Extracted data entries:
---+---
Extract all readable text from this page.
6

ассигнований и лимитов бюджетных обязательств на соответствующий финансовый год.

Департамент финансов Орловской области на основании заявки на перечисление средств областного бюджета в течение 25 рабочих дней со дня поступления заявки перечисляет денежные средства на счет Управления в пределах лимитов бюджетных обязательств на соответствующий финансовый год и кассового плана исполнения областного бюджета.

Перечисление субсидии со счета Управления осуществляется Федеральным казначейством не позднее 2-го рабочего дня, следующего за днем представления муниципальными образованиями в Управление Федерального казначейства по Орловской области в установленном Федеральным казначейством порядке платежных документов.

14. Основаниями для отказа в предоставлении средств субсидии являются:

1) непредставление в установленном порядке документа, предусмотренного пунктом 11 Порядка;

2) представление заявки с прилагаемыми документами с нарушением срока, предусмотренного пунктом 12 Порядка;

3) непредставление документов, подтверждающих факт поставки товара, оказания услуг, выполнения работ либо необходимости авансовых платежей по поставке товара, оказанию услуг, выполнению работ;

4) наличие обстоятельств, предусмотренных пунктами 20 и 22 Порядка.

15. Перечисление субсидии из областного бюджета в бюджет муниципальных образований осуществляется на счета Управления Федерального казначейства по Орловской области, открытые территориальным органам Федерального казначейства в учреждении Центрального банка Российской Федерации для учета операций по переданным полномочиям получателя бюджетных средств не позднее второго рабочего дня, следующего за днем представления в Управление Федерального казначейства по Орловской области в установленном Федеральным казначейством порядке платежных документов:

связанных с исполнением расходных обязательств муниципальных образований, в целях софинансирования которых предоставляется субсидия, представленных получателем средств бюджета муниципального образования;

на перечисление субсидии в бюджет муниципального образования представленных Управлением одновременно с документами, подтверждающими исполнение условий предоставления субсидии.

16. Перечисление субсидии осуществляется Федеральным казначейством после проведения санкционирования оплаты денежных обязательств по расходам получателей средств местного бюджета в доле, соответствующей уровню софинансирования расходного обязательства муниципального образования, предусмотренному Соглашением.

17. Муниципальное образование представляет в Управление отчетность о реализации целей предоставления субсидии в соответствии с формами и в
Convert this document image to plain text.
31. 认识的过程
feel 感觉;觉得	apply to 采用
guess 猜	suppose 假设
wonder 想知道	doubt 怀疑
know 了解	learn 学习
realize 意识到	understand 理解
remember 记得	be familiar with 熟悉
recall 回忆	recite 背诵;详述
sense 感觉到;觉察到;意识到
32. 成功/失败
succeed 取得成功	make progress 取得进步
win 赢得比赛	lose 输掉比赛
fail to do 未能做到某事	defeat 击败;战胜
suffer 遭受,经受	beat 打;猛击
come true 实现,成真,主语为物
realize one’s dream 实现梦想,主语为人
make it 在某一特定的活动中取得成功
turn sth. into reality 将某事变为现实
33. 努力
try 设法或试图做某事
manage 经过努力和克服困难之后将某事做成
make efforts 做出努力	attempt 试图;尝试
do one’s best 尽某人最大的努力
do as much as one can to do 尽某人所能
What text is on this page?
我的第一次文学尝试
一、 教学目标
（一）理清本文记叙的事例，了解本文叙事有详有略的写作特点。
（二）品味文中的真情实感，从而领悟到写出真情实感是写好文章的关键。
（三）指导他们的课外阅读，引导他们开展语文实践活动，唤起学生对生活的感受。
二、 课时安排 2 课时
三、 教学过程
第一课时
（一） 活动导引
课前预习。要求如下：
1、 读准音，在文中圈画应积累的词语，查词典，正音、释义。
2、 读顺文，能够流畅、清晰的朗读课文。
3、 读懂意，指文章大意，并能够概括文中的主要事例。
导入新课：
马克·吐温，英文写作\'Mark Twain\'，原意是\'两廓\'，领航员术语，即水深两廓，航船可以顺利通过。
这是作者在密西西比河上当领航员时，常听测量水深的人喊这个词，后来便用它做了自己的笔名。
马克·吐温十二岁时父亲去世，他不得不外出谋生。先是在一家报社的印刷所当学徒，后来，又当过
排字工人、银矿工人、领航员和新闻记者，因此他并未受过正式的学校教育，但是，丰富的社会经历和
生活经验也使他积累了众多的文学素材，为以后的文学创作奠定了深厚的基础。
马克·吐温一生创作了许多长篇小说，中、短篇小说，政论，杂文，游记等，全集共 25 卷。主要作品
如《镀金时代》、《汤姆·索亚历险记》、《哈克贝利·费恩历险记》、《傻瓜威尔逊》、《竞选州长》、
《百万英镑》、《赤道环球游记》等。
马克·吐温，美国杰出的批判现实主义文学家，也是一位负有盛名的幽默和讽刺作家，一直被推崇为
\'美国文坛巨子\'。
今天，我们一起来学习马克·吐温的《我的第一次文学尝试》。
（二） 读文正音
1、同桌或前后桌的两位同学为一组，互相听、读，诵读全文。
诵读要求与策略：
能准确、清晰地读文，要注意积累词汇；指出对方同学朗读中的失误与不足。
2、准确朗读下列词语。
---+---
## YOUR OBJECTIVE
Identify and copy the lines holding the word "Федерального".

## SOLUTION FOR THIS TASK
Перечисление субсидии со счета Управления осуществляется Федеральным казначейством не позднее 2-го рабочего дня, следующего за днем представления муниципальными образованиями в Управление Федерального казначейства по Орловской области в установленном Федеральным казначейством порядке платежных документов.
15. Перечисление субсидии из областного бюджета в бюджет муниципальных образований осуществляется на счета Управления Федерального казначейства по Орловской области, открытые территориальным органам Федерального казначейства в учреждении Центрального банка Российской Федерации для учета операций по переданным полномочиям получателя бюджетных средств не позднее второго рабочего дня, следующего за днем представления в Управление Федерального казначейства по Орловской области в установленном Федеральным казначейством порядке платежных документов:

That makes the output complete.